Take every line where the string "сторону" appears and copy it.

[Data listing]
Start
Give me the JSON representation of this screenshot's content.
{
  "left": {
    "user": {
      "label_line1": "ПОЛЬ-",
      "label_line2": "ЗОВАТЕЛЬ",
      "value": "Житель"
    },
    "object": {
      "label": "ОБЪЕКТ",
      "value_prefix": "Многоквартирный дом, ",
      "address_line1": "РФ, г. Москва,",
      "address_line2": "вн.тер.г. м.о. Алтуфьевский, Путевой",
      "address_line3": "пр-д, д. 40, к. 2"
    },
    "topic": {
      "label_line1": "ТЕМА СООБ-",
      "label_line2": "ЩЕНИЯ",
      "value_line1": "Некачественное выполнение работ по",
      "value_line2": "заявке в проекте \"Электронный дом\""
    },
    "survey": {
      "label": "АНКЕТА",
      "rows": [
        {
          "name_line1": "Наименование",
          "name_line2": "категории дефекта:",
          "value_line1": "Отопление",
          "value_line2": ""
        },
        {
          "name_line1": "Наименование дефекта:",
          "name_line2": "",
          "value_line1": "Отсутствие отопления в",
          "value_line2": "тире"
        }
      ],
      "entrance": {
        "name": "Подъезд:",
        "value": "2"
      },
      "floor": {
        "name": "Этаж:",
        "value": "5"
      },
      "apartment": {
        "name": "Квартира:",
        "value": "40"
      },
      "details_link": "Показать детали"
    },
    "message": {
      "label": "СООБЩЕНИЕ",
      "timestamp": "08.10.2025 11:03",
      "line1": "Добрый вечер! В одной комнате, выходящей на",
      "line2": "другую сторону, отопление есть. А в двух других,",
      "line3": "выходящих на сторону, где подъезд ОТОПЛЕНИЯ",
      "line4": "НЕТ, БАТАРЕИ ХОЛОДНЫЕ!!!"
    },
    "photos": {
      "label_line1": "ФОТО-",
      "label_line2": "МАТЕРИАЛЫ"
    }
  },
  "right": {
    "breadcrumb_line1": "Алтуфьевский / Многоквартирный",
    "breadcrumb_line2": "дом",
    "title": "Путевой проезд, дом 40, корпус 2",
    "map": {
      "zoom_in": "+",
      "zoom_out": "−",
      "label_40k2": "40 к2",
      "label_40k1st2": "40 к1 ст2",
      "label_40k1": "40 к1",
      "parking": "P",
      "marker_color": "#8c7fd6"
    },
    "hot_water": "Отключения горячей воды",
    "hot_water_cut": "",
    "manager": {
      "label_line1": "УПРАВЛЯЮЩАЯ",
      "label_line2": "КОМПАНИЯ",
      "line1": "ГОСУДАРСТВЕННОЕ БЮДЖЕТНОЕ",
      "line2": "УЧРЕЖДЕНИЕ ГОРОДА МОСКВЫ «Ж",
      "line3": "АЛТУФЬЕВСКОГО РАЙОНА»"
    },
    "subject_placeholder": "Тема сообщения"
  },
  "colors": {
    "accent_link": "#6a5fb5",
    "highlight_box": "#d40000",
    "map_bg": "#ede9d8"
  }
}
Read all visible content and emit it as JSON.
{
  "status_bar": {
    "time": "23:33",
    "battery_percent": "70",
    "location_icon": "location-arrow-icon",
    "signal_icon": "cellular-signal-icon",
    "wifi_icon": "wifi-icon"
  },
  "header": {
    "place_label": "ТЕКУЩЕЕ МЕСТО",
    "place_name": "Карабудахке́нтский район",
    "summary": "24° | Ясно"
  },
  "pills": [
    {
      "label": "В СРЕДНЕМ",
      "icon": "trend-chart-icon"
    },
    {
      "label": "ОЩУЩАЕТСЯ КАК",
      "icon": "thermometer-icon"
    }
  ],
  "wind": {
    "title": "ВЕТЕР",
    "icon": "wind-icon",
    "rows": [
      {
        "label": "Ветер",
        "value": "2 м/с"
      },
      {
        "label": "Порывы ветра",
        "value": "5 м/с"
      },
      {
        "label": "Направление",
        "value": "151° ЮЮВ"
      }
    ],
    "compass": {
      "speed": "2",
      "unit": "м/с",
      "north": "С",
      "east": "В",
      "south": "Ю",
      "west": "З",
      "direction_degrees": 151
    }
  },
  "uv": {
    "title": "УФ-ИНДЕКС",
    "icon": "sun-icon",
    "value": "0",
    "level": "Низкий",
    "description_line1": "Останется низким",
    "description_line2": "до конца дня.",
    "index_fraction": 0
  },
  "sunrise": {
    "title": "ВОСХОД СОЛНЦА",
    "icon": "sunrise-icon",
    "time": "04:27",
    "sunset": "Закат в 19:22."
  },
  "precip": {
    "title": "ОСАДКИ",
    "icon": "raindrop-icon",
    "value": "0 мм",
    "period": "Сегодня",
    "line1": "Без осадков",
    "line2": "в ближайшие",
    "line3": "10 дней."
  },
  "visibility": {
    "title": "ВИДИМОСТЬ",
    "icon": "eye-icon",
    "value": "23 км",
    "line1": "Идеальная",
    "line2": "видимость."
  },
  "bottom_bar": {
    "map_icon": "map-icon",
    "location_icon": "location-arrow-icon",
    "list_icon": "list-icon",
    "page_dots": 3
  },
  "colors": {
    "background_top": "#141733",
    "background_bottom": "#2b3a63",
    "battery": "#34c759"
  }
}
End
Start
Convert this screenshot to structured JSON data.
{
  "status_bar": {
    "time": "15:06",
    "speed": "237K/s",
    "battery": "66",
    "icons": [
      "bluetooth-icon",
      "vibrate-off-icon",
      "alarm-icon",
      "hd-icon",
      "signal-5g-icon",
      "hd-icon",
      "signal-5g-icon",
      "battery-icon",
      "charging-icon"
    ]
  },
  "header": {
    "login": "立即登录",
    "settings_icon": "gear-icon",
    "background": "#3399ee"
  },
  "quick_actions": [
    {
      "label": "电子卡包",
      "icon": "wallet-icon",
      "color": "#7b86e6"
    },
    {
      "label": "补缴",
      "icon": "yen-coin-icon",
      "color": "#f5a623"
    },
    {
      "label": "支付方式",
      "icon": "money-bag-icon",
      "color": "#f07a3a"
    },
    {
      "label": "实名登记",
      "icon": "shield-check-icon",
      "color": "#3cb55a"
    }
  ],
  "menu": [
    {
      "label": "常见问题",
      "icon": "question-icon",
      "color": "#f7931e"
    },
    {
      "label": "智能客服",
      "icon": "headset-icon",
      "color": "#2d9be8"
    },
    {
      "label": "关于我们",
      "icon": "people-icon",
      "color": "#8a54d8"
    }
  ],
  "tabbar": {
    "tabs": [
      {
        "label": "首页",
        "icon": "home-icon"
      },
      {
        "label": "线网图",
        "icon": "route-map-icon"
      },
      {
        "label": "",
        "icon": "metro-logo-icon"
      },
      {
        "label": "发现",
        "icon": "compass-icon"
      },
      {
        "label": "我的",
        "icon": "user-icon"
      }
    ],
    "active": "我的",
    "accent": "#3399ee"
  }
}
End
Response below:
      "line2": "другую сторону, отопление есть. А в двух других,",
      "line3": "выходящих на сторону, где подъезд ОТОПЛЕНИЯ",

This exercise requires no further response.